** Begin PROVIDED RECORDS **

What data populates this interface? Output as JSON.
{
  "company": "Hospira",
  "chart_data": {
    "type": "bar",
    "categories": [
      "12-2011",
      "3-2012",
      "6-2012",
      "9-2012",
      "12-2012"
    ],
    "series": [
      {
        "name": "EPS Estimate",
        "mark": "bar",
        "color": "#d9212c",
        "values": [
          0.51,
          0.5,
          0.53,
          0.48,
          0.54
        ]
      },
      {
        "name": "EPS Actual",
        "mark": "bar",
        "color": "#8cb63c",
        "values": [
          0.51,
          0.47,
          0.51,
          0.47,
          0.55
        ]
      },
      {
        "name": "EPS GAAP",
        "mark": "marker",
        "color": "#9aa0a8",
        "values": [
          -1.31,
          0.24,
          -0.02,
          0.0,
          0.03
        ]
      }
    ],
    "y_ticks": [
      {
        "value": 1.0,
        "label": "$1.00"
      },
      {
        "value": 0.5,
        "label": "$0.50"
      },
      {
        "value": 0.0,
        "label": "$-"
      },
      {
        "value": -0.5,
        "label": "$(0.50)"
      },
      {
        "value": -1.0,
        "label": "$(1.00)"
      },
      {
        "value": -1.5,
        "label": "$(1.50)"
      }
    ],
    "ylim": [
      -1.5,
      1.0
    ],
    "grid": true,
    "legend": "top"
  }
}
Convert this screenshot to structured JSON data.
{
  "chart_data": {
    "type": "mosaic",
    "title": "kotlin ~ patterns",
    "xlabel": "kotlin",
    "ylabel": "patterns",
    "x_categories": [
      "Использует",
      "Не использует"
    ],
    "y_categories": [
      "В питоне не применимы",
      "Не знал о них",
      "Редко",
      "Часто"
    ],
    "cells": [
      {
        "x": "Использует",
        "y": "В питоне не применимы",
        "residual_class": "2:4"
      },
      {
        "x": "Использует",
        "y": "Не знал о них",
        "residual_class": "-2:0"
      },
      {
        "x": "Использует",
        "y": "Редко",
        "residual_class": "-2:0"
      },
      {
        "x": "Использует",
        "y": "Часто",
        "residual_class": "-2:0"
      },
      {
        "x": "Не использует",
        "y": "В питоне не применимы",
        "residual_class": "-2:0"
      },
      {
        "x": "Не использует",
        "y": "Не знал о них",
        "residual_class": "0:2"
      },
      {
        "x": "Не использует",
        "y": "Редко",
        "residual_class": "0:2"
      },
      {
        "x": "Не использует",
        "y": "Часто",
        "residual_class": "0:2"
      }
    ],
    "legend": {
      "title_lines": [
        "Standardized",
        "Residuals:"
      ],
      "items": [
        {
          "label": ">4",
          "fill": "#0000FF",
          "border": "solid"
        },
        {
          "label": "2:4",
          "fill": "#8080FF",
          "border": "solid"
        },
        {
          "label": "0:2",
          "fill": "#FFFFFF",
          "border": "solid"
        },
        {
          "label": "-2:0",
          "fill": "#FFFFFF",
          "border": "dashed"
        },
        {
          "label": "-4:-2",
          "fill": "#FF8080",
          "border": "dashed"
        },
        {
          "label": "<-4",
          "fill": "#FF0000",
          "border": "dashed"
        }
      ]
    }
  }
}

** End PROVIDED RECORDS **

PROBLEM TO WORK ON
The records above are to be repeated exactly, in their entirety.

REPLY TO THE EXERCISE
What data populates this interface? Output as JSON.
{
  "company": "Hospira",
  "chart_data": {
    "type": "bar",
    "categories": [
      "12-2011",
      "3-2012",
      "6-2012",
      "9-2012",
      "12-2012"
    ],
    "series": [
      {
        "name": "EPS Estimate",
        "mark": "bar",
        "color": "#d9212c",
        "values": [
          0.51,
          0.5,
          0.53,
          0.48,
          0.54
        ]
      },
      {
        "name": "EPS Actual",
        "mark": "bar",
        "color": "#8cb63c",
        "values": [
          0.51,
          0.47,
          0.51,
          0.47,
          0.55
        ]
      },
      {
        "name": "EPS GAAP",
        "mark": "marker",
        "color": "#9aa0a8",
        "values": [
          -1.31,
          0.24,
          -0.02,
          0.0,
          0.03
        ]
      }
    ],
    "y_ticks": [
      {
        "value": 1.0,
        "label": "$1.00"
      },
      {
        "value": 0.5,
        "label": "$0.50"
      },
      {
        "value": 0.0,
        "label": "$-"
      },
      {
        "value": -0.5,
        "label": "$(0.50)"
      },
      {
        "value": -1.0,
        "label": "$(1.00)"
      },
      {
        "value": -1.5,
        "label": "$(1.50)"
      }
    ],
    "ylim": [
      -1.5,
      1.0
    ],
    "grid": true,
    "legend": "top"
  }
}
Convert this screenshot to structured JSON data.
{
  "chart_data": {
    "type": "mosaic",
    "title": "kotlin ~ patterns",
    "xlabel": "kotlin",
    "ylabel": "patterns",
    "x_categories": [
      "Использует",
      "Не использует"
    ],
    "y_categories": [
      "В питоне не применимы",
      "Не знал о них",
      "Редко",
      "Часто"
    ],
    "cells": [
      {
        "x": "Использует",
        "y": "В питоне не применимы",
        "residual_class": "2:4"
      },
      {
        "x": "Использует",
        "y": "Не знал о них",
        "residual_class": "-2:0"
      },
      {
        "x": "Использует",
        "y": "Редко",
        "residual_class": "-2:0"
      },
      {
        "x": "Использует",
        "y": "Часто",
        "residual_class": "-2:0"
      },
      {
        "x": "Не использует",
        "y": "В питоне не применимы",
        "residual_class": "-2:0"
      },
      {
        "x": "Не использует",
        "y": "Не знал о них",
        "residual_class": "0:2"
      },
      {
        "x": "Не использует",
        "y": "Редко",
        "residual_class": "0:2"
      },
      {
        "x": "Не использует",
        "y": "Часто",
        "residual_class": "0:2"
      }
    ],
    "legend": {
      "title_lines": [
        "Standardized",
        "Residuals:"
      ],
      "items": [
        {
          "label": ">4",
          "fill": "#0000FF",
          "border": "solid"
        },
        {
          "label": "2:4",
          "fill": "#8080FF",
          "border": "solid"
        },
        {
          "label": "0:2",
          "fill": "#FFFFFF",
          "border": "solid"
        },
        {
          "label": "-2:0",
          "fill": "#FFFFFF",
          "border": "dashed"
        },
        {
          "label": "-4:-2",
          "fill": "#FF8080",
          "border": "dashed"
        },
        {
          "label": "<-4",
          "fill": "#FF0000",
          "border": "dashed"
        }
      ]
    }
  }
}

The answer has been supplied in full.